Your goal:
Every line in the records below with the string "right" is to be copied out.

Records to use:

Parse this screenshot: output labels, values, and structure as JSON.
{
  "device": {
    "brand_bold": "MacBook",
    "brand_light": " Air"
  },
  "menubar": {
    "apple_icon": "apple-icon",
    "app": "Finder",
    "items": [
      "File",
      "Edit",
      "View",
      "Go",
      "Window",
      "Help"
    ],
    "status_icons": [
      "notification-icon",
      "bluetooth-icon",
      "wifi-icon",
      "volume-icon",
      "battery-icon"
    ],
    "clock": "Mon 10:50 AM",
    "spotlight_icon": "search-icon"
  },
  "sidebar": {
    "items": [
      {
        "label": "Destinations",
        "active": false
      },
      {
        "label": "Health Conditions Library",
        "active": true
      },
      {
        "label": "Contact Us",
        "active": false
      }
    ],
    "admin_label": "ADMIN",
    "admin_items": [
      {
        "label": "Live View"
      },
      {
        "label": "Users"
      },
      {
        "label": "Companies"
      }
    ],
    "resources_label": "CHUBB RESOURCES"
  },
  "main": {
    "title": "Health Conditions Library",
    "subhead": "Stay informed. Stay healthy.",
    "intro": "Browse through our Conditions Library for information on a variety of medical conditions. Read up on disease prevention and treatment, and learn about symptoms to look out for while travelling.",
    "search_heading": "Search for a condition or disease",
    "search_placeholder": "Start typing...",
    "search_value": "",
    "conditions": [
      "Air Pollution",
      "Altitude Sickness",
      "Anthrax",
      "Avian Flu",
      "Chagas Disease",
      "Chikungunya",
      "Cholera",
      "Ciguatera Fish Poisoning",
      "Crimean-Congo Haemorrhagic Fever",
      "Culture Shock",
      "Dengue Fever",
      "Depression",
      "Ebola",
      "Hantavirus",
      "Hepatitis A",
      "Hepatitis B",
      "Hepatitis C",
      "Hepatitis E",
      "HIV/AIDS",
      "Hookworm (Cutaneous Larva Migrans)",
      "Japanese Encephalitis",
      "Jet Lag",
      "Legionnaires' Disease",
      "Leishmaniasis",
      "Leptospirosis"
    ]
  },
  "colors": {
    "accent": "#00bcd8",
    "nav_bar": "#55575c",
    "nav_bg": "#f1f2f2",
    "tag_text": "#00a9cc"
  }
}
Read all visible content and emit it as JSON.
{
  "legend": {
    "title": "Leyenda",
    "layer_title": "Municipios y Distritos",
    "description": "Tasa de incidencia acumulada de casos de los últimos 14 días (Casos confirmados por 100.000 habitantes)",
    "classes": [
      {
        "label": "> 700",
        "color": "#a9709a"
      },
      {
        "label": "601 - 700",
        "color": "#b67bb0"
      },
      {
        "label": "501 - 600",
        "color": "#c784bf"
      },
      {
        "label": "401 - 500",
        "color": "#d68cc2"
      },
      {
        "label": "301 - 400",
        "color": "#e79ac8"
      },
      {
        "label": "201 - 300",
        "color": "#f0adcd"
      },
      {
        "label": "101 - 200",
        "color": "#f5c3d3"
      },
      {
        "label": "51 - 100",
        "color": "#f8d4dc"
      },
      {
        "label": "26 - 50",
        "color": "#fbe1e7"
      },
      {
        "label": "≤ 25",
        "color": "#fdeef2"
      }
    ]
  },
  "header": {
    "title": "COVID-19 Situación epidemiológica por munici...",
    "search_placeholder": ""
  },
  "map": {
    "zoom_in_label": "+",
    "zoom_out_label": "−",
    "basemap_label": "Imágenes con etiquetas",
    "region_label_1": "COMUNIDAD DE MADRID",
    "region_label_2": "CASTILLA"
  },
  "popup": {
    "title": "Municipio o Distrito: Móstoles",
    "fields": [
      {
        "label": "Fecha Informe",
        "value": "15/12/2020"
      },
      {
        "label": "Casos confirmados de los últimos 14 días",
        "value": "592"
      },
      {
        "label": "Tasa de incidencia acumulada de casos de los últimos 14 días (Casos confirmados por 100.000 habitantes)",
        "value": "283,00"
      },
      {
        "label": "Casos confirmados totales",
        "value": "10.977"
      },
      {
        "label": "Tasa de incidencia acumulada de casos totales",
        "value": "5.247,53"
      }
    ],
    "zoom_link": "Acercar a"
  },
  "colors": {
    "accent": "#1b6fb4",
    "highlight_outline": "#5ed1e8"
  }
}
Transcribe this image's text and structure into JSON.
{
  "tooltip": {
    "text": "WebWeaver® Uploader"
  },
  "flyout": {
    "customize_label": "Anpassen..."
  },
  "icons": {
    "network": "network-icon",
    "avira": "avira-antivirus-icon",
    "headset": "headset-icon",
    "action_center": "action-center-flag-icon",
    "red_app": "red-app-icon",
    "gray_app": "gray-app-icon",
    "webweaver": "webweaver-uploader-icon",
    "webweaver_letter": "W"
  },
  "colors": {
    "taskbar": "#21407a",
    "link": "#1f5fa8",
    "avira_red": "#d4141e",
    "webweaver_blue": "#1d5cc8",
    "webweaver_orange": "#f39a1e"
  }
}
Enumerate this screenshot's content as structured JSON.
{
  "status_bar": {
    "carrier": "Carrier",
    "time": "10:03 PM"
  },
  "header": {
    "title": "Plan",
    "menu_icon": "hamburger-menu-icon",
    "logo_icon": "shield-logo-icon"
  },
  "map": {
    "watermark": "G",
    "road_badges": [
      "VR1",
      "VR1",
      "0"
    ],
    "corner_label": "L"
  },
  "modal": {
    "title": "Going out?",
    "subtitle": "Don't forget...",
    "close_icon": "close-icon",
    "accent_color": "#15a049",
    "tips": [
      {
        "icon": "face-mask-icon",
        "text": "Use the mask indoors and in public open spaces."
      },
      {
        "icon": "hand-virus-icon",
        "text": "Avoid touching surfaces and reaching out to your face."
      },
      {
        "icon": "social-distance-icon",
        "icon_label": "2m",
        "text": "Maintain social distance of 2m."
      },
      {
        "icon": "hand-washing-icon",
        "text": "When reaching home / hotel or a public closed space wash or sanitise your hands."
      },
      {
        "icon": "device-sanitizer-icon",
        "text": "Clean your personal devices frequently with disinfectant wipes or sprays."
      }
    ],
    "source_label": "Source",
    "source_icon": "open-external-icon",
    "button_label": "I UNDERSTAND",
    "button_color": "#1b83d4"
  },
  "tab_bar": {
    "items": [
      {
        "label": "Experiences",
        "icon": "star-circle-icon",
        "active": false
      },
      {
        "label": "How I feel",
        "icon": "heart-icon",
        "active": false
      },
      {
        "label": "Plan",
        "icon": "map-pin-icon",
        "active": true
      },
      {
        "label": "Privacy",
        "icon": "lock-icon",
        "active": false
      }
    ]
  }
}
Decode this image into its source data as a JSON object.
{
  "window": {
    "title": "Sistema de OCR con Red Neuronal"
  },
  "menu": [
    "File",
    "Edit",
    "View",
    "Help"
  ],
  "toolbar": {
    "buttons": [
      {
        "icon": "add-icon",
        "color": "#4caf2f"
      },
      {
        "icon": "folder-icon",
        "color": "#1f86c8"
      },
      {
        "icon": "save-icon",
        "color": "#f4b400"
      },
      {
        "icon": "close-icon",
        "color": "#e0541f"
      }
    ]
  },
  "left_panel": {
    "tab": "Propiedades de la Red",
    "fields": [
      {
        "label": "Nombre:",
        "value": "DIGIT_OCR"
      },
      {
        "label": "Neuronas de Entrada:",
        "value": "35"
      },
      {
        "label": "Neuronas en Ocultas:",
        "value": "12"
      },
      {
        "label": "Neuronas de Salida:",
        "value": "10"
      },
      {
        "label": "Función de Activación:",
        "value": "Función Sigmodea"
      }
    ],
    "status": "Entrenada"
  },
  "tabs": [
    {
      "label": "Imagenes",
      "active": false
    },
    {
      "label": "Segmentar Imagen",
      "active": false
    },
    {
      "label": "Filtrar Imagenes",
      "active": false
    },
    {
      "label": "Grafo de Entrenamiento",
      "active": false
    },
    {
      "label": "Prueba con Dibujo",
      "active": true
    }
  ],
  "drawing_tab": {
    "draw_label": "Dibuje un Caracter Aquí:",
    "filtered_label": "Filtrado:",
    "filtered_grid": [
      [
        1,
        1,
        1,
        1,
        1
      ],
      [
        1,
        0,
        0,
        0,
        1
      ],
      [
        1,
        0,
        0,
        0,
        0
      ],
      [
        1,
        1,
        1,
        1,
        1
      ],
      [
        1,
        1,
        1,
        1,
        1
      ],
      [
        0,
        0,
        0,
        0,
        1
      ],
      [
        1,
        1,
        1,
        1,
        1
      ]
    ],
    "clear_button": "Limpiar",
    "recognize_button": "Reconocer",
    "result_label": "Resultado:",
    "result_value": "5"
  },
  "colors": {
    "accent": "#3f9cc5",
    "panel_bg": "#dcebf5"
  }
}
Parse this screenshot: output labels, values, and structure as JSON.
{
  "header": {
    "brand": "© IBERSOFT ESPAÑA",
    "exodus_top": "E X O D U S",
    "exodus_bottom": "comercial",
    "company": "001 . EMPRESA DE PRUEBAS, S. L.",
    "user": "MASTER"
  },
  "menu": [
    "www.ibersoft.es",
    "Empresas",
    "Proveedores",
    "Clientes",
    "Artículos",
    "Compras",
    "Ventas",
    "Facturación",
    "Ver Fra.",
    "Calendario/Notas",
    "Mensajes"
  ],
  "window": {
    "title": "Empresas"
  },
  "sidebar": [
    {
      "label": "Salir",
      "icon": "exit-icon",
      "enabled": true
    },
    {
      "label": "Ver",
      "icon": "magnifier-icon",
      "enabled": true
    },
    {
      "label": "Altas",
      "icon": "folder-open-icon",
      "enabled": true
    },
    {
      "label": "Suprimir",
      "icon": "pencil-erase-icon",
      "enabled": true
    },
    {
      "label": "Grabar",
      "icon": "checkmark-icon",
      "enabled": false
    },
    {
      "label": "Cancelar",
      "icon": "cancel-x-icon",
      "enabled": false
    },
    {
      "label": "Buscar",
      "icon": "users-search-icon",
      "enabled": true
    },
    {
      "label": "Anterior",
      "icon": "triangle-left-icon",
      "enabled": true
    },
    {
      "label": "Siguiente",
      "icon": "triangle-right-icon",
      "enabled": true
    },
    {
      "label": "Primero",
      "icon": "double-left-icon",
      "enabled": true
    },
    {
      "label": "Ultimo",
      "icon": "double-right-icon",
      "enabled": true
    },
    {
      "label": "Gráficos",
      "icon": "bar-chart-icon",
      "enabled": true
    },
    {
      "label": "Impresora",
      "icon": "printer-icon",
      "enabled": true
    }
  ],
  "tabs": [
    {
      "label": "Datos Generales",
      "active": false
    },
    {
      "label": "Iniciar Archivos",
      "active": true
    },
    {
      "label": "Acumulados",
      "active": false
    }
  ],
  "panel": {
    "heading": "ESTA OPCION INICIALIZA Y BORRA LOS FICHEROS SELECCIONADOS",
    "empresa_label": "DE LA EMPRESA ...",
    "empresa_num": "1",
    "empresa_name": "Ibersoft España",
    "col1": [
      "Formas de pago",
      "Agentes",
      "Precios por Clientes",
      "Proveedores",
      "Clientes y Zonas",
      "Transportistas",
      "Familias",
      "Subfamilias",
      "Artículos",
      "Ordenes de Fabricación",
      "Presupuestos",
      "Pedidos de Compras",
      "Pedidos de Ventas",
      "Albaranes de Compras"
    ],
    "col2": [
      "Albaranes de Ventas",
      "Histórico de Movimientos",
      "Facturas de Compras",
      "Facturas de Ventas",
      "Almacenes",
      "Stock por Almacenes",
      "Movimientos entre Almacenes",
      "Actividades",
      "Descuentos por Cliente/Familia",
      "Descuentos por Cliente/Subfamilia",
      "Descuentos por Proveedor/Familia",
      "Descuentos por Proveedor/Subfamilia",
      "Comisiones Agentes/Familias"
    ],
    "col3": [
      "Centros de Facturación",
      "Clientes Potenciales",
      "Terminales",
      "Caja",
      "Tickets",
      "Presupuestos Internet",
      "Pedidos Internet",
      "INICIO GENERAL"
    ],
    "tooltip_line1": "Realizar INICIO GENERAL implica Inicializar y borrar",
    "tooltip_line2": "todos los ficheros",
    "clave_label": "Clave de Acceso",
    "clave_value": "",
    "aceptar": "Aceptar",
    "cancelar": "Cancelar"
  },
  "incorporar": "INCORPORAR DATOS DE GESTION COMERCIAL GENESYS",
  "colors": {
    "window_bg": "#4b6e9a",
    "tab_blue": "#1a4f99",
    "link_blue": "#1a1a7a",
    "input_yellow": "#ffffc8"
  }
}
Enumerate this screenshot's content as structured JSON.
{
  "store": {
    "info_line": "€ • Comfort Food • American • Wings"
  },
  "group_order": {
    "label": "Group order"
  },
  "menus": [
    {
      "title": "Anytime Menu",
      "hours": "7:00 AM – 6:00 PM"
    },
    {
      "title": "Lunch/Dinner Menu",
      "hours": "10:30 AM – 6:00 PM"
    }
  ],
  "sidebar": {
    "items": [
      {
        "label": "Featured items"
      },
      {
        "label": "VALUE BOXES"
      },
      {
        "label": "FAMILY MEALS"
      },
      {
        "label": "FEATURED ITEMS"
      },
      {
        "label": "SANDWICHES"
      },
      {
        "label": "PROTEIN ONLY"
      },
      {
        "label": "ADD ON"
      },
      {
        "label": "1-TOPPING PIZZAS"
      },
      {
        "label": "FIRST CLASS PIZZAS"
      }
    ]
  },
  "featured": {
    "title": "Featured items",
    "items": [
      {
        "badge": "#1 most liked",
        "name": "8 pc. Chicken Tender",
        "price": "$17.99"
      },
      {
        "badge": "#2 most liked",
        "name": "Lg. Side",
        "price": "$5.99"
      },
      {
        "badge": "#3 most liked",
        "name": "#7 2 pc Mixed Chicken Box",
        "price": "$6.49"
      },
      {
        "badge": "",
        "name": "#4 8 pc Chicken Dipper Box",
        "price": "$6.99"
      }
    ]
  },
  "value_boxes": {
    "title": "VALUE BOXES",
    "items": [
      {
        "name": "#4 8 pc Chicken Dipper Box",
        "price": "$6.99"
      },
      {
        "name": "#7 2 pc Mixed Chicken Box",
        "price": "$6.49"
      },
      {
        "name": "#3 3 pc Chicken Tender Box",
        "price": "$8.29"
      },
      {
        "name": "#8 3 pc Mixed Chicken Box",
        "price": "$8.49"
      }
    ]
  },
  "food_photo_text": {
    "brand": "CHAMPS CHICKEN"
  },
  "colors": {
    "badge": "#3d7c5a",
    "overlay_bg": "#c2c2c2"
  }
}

Exercise solution:
      "icon": "triangle-right-icon",
      "icon": "double-right-icon",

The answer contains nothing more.